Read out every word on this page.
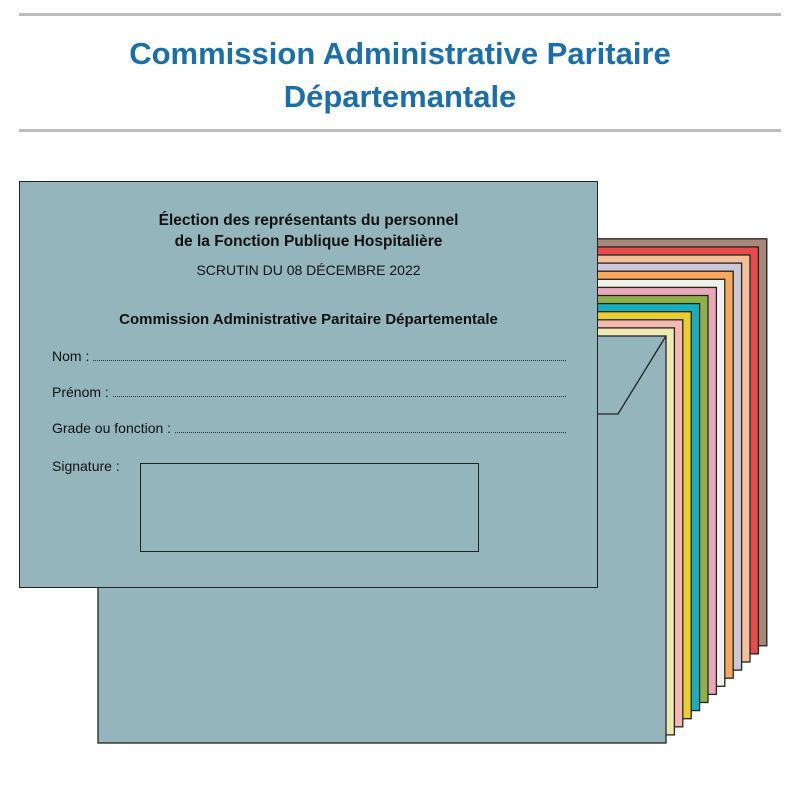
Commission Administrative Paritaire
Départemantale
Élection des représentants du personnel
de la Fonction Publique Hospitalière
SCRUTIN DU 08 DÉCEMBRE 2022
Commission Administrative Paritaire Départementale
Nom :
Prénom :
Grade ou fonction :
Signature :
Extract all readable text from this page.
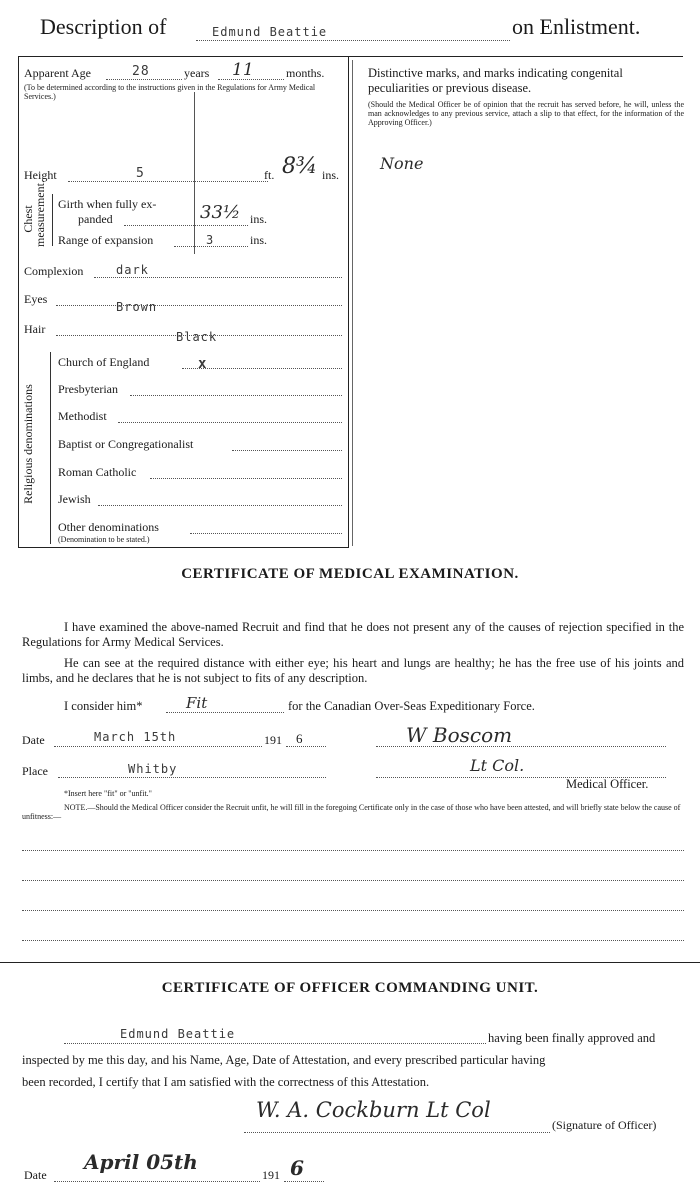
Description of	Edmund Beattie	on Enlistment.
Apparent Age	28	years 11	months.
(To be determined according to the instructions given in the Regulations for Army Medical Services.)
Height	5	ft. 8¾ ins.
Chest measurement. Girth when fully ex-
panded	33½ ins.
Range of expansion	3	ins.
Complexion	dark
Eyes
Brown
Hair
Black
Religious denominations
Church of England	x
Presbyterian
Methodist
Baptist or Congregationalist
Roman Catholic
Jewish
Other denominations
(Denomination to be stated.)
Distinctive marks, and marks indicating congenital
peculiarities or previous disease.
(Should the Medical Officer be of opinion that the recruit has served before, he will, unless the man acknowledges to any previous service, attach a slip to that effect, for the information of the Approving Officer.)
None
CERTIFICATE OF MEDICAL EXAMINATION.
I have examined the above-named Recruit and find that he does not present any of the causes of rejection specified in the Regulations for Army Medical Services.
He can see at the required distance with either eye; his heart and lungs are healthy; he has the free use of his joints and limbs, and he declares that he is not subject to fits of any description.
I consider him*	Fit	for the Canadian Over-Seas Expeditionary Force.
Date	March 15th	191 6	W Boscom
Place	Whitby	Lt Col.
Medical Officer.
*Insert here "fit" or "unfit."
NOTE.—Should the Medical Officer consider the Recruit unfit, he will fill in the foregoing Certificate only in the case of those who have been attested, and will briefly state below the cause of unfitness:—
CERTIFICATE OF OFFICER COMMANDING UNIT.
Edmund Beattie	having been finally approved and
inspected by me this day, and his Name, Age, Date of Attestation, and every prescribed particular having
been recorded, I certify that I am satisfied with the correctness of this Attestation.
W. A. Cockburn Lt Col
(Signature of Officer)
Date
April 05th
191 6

## [What to produce]
Reproduce each line from the records that contains the word "previous".

## [Written answer]
peculiarities or previous disease.
(Should the Medical Officer be of opinion that the recruit has served before, he will, unless the man acknowledges to any previous service, attach a slip to that effect, for the information of the Approving Officer.)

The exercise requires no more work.